Saved entries:
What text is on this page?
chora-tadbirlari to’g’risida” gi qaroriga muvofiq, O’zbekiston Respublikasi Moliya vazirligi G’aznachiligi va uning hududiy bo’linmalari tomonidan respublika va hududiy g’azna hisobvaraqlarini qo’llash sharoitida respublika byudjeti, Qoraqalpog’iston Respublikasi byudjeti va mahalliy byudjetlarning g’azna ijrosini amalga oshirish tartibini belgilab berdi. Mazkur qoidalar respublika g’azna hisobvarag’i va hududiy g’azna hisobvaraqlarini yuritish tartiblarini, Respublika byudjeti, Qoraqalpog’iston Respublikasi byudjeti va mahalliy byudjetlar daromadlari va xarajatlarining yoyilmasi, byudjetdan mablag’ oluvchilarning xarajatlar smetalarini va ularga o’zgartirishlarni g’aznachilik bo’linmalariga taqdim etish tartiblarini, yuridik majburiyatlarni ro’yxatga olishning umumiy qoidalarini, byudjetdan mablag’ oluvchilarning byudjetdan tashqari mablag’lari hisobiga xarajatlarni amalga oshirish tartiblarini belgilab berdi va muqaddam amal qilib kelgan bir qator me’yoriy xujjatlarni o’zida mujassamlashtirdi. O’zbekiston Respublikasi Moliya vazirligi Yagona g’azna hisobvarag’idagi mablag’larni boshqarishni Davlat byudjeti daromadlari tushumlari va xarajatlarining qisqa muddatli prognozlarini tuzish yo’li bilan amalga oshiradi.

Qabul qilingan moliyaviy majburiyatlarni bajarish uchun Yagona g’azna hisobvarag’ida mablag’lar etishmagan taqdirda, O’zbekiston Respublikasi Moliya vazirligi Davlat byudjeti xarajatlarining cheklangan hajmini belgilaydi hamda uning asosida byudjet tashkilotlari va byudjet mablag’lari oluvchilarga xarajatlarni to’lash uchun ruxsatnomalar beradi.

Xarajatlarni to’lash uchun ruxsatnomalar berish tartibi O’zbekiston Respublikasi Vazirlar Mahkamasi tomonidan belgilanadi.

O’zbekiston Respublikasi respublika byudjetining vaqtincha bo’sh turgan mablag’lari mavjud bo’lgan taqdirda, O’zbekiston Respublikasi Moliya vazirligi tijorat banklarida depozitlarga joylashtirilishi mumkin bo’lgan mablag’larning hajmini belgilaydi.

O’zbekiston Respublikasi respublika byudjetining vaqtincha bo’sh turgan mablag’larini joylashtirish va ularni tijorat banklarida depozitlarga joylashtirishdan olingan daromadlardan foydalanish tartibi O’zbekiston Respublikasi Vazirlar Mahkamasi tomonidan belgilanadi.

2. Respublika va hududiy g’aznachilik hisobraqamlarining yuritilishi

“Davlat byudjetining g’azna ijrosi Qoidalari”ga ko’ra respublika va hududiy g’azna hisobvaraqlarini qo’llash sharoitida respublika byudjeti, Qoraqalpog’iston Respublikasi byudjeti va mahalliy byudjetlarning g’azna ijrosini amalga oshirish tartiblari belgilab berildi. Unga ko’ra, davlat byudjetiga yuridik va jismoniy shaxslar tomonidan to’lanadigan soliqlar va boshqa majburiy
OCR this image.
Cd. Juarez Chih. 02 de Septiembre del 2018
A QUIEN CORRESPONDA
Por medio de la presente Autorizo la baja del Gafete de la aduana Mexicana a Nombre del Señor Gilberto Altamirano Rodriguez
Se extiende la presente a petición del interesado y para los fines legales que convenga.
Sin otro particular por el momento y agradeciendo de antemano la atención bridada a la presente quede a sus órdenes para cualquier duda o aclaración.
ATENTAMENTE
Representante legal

* REQUIRED TASK: Generate an exact reproduction of all entries.

* CORRECT OUTPUT:
What text is on this page?
chora-tadbirlari to’g’risida” gi qaroriga muvofiq, O’zbekiston Respublikasi Moliya vazirligi G’aznachiligi va uning hududiy bo’linmalari tomonidan respublika va hududiy g’azna hisobvaraqlarini qo’llash sharoitida respublika byudjeti, Qoraqalpog’iston Respublikasi byudjeti va mahalliy byudjetlarning g’azna ijrosini amalga oshirish tartibini belgilab berdi. Mazkur qoidalar respublika g’azna hisobvarag’i va hududiy g’azna hisobvaraqlarini yuritish tartiblarini, Respublika byudjeti, Qoraqalpog’iston Respublikasi byudjeti va mahalliy byudjetlar daromadlari va xarajatlarining yoyilmasi, byudjetdan mablag’ oluvchilarning xarajatlar smetalarini va ularga o’zgartirishlarni g’aznachilik bo’linmalariga taqdim etish tartiblarini, yuridik majburiyatlarni ro’yxatga olishning umumiy qoidalarini, byudjetdan mablag’ oluvchilarning byudjetdan tashqari mablag’lari hisobiga xarajatlarni amalga oshirish tartiblarini belgilab berdi va muqaddam amal qilib kelgan bir qator me’yoriy xujjatlarni o’zida mujassamlashtirdi. O’zbekiston Respublikasi Moliya vazirligi Yagona g’azna hisobvarag’idagi mablag’larni boshqarishni Davlat byudjeti daromadlari tushumlari va xarajatlarining qisqa muddatli prognozlarini tuzish yo’li bilan amalga oshiradi.

Qabul qilingan moliyaviy majburiyatlarni bajarish uchun Yagona g’azna hisobvarag’ida mablag’lar etishmagan taqdirda, O’zbekiston Respublikasi Moliya vazirligi Davlat byudjeti xarajatlarining cheklangan hajmini belgilaydi hamda uning asosida byudjet tashkilotlari va byudjet mablag’lari oluvchilarga xarajatlarni to’lash uchun ruxsatnomalar beradi.

Xarajatlarni to’lash uchun ruxsatnomalar berish tartibi O’zbekiston Respublikasi Vazirlar Mahkamasi tomonidan belgilanadi.

O’zbekiston Respublikasi respublika byudjetining vaqtincha bo’sh turgan mablag’lari mavjud bo’lgan taqdirda, O’zbekiston Respublikasi Moliya vazirligi tijorat banklarida depozitlarga joylashtirilishi mumkin bo’lgan mablag’larning hajmini belgilaydi.

O’zbekiston Respublikasi respublika byudjetining vaqtincha bo’sh turgan mablag’larini joylashtirish va ularni tijorat banklarida depozitlarga joylashtirishdan olingan daromadlardan foydalanish tartibi O’zbekiston Respublikasi Vazirlar Mahkamasi tomonidan belgilanadi.

2. Respublika va hududiy g’aznachilik hisobraqamlarining yuritilishi

“Davlat byudjetining g’azna ijrosi Qoidalari”ga ko’ra respublika va hududiy g’azna hisobvaraqlarini qo’llash sharoitida respublika byudjeti, Qoraqalpog’iston Respublikasi byudjeti va mahalliy byudjetlarning g’azna ijrosini amalga oshirish tartiblari belgilab berildi. Unga ko’ra, davlat byudjetiga yuridik va jismoniy shaxslar tomonidan to’lanadigan soliqlar va boshqa majburiy
OCR this image.
Cd. Juarez Chih. 02 de Septiembre del 2018
A QUIEN CORRESPONDA
Por medio de la presente Autorizo la baja del Gafete de la aduana Mexicana a Nombre del Señor Gilberto Altamirano Rodriguez
Se extiende la presente a petición del interesado y para los fines legales que convenga.
Sin otro particular por el momento y agradeciendo de antemano la atención bridada a la presente quede a sus órdenes para cualquier duda o aclaración.
ATENTAMENTE
Representante legal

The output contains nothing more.